Recorded data:
— Begin —
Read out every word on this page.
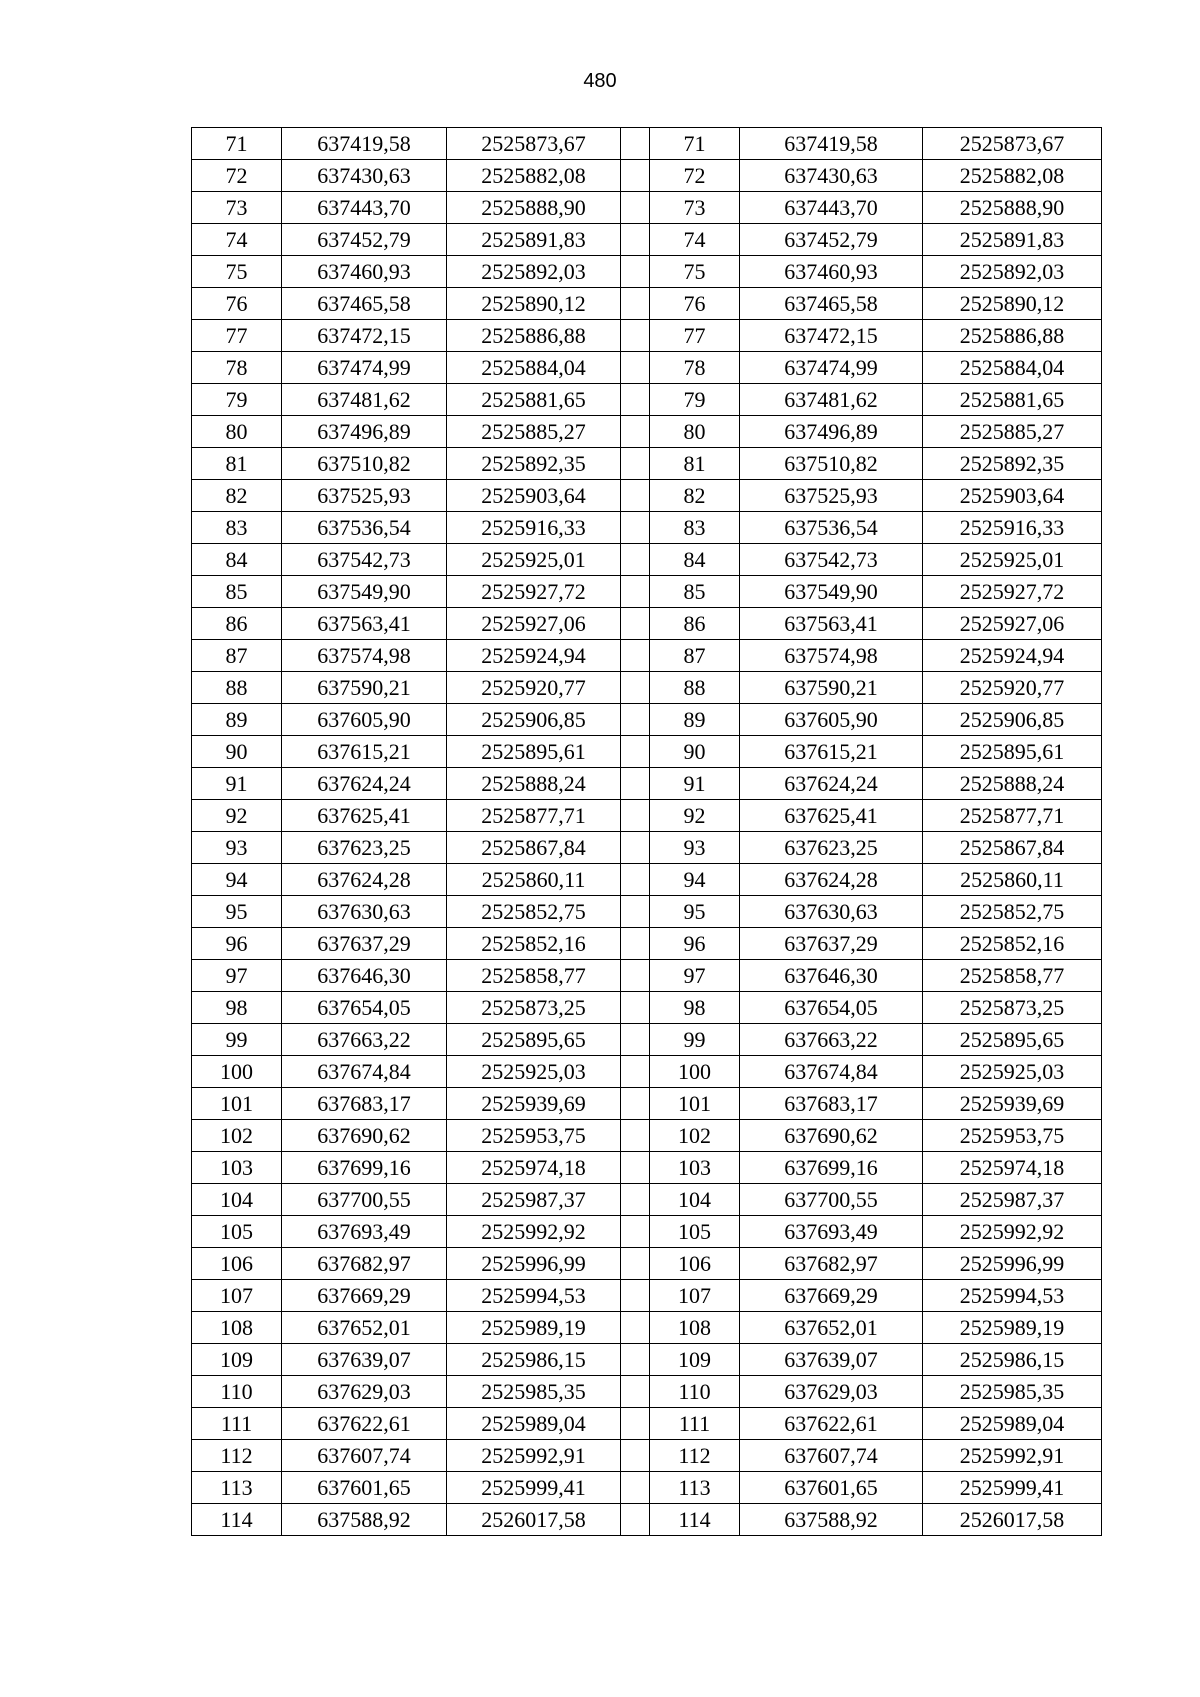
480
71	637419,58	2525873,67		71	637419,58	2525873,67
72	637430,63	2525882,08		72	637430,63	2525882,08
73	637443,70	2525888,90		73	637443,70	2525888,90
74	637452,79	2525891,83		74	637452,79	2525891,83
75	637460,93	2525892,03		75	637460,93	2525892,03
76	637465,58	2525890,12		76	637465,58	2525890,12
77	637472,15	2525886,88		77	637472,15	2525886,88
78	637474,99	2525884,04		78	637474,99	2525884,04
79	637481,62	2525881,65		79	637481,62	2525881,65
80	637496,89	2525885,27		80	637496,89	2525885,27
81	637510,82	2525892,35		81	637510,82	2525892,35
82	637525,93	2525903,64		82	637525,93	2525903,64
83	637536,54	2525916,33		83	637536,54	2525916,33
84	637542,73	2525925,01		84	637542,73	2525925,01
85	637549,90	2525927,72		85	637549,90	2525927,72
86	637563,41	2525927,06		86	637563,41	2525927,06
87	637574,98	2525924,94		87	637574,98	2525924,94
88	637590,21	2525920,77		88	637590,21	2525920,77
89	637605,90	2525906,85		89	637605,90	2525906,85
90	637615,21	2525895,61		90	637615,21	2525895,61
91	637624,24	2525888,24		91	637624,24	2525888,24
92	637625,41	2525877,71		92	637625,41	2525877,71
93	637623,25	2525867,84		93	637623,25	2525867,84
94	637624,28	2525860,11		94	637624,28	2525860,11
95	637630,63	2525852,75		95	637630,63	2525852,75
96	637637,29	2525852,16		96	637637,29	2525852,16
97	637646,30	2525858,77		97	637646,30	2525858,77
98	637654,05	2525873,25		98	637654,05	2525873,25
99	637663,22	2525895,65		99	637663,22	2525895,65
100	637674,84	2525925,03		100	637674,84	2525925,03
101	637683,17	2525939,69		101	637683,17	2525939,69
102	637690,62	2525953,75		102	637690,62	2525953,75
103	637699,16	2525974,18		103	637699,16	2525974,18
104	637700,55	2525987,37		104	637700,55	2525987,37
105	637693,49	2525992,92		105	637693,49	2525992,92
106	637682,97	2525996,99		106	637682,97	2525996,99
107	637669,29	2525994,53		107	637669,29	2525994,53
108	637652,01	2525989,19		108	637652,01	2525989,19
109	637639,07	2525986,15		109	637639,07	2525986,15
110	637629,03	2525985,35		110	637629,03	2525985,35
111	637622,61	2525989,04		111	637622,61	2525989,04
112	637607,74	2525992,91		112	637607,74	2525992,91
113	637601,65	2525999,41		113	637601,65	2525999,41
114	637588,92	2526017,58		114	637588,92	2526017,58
— End —
— Begin —
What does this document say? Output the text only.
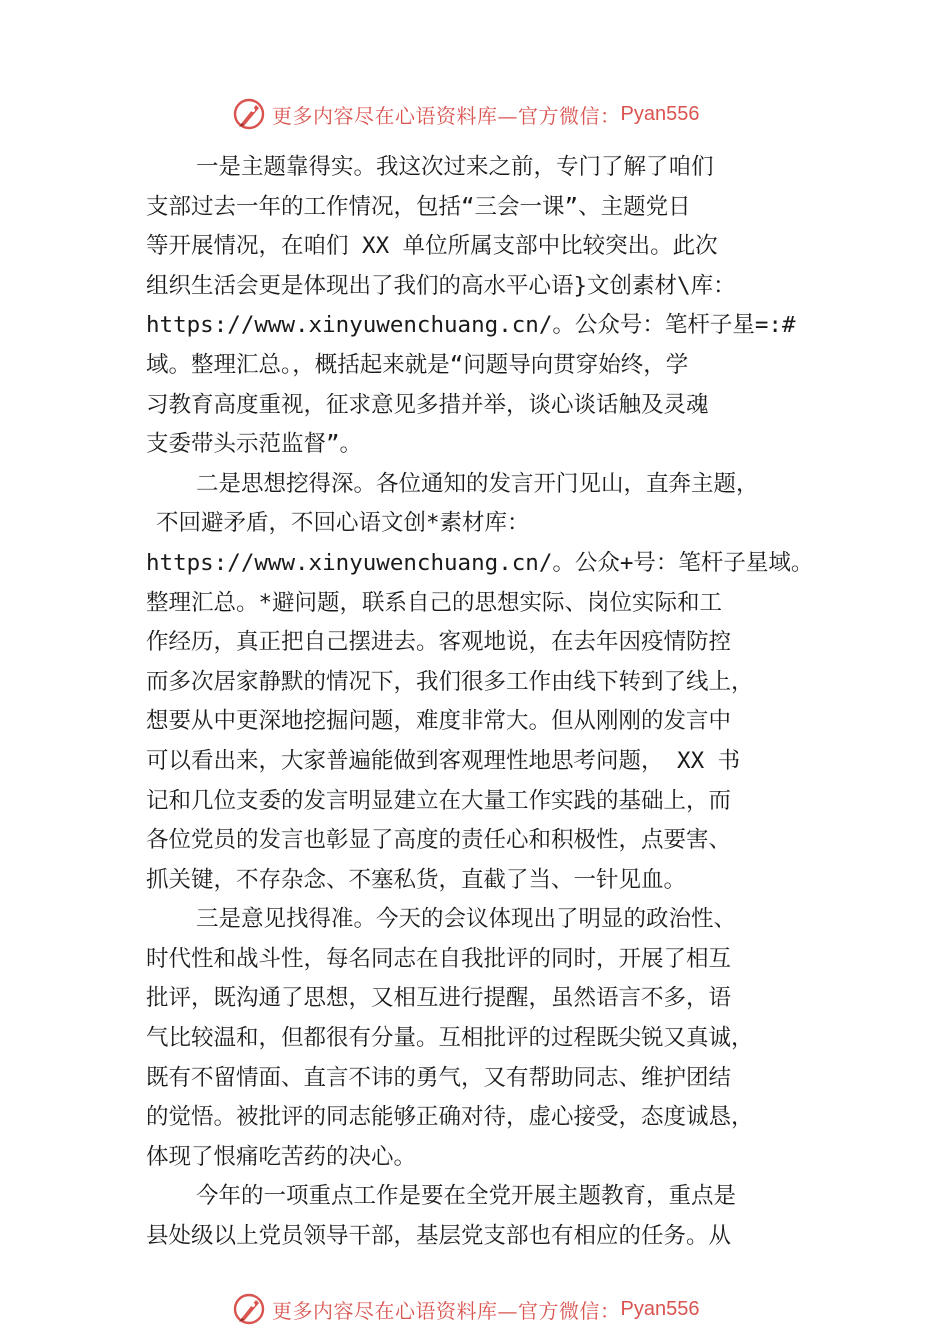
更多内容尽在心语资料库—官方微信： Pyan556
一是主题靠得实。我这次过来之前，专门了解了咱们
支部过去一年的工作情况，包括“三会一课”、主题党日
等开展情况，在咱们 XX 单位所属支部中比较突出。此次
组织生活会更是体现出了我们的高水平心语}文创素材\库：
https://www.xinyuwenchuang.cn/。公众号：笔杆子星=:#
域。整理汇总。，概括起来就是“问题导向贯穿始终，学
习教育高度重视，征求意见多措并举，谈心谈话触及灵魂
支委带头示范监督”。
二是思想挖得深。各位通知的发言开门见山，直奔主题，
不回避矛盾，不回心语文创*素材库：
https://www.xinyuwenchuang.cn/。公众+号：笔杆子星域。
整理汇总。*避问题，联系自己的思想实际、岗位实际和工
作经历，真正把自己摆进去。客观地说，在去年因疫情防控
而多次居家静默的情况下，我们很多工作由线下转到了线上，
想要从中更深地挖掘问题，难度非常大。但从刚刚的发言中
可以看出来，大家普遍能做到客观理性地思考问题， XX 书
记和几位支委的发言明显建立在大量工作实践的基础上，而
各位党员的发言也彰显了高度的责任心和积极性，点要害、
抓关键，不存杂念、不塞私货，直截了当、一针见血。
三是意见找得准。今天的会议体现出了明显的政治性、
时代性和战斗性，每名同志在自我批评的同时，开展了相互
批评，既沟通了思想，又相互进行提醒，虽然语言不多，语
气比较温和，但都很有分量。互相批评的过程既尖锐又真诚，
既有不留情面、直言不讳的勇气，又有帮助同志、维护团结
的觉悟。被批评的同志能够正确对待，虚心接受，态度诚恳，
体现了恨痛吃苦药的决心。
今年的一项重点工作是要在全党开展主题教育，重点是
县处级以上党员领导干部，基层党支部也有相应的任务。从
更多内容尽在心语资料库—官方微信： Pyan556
— End —
§ What you have to do
Among these entries, how many lines include the string "整理汇总"? Reply with the number by itself.

§ Answer to the task
2